START Data supplied

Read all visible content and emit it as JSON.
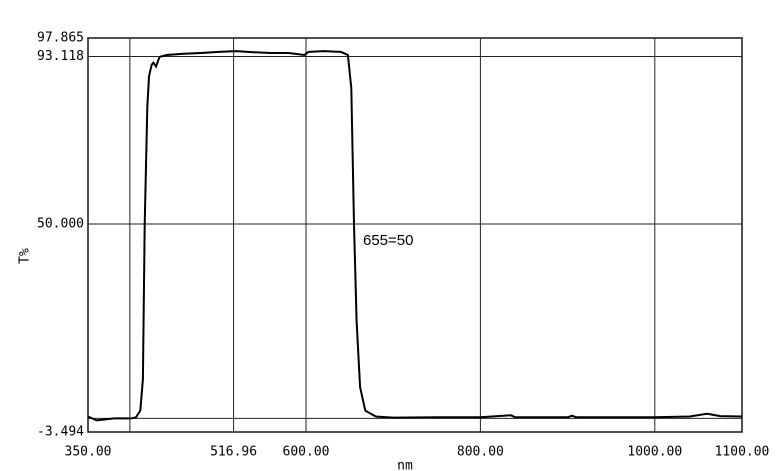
{
  "chart_data": {
    "type": "line",
    "x_label": "nm",
    "y_label": "T%",
    "annotation": "655=50",
    "color": "#000000",
    "grid": true,
    "x": [
      350,
      360,
      380,
      400,
      405,
      410,
      413,
      415,
      418,
      420,
      423,
      425,
      428,
      432,
      440,
      460,
      480,
      500,
      520,
      540,
      560,
      580,
      598,
      603,
      620,
      640,
      648,
      652,
      655,
      658,
      662,
      668,
      680,
      700,
      750,
      800,
      835,
      840,
      900,
      905,
      910,
      960,
      1000,
      1040,
      1060,
      1075,
      1100
    ],
    "values": [
      0.5,
      -0.5,
      0,
      0,
      0.3,
      2,
      10,
      50,
      80,
      88,
      91,
      91.5,
      90.5,
      93,
      93.5,
      93.8,
      94,
      94.3,
      94.5,
      94.2,
      94,
      94,
      93.5,
      94.3,
      94.5,
      94.3,
      93.5,
      85,
      50,
      25,
      8,
      2,
      0.5,
      0.2,
      0.3,
      0.3,
      0.8,
      0.3,
      0.3,
      0.7,
      0.3,
      0.3,
      0.3,
      0.5,
      1.2,
      0.6,
      0.5
    ],
    "xlim": [
      350,
      1100
    ],
    "xticks": [
      {
        "value": 350,
        "label": "350.00"
      },
      {
        "value": 398,
        "label": null
      },
      516.96,
      {
        "value": 600,
        "label": "600.00"
      },
      {
        "value": 800,
        "label": "800.00"
      },
      {
        "value": 1000,
        "label": "1000.00"
      },
      {
        "value": 1100,
        "label": "1100.00"
      }
    ],
    "ylim": [
      -3.494,
      97.865
    ],
    "yticks": [
      -3.494,
      {
        "value": 0,
        "label": null
      },
      {
        "value": 50,
        "label": "50.000"
      },
      93.118,
      97.865
    ]
  }
}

END Data supplied

- [Work required]
Print the entries above exactly, taking out only the pictures.

- [Answer to the task]
Read all visible content and emit it as JSON.
{
  "chart_data": {
    "type": "line",
    "x_label": "nm",
    "y_label": "T%",
    "annotation": "655=50",
    "color": "#000000",
    "grid": true,
    "x": [
      350,
      360,
      380,
      400,
      405,
      410,
      413,
      415,
      418,
      420,
      423,
      425,
      428,
      432,
      440,
      460,
      480,
      500,
      520,
      540,
      560,
      580,
      598,
      603,
      620,
      640,
      648,
      652,
      655,
      658,
      662,
      668,
      680,
      700,
      750,
      800,
      835,
      840,
      900,
      905,
      910,
      960,
      1000,
      1040,
      1060,
      1075,
      1100
    ],
    "values": [
      0.5,
      -0.5,
      0,
      0,
      0.3,
      2,
      10,
      50,
      80,
      88,
      91,
      91.5,
      90.5,
      93,
      93.5,
      93.8,
      94,
      94.3,
      94.5,
      94.2,
      94,
      94,
      93.5,
      94.3,
      94.5,
      94.3,
      93.5,
      85,
      50,
      25,
      8,
      2,
      0.5,
      0.2,
      0.3,
      0.3,
      0.8,
      0.3,
      0.3,
      0.7,
      0.3,
      0.3,
      0.3,
      0.5,
      1.2,
      0.6,
      0.5
    ],
    "xlim": [
      350,
      1100
    ],
    "xticks": [
      {
        "value": 350,
        "label": "350.00"
      },
      {
        "value": 398,
        "label": null
      },
      516.96,
      {
        "value": 600,
        "label": "600.00"
      },
      {
        "value": 800,
        "label": "800.00"
      },
      {
        "value": 1000,
        "label": "1000.00"
      },
      {
        "value": 1100,
        "label": "1100.00"
      }
    ],
    "ylim": [
      -3.494,
      97.865
    ],
    "yticks": [
      -3.494,
      {
        "value": 0,
        "label": null
      },
      {
        "value": 50,
        "label": "50.000"
      },
      93.118,
      97.865
    ]
  }
}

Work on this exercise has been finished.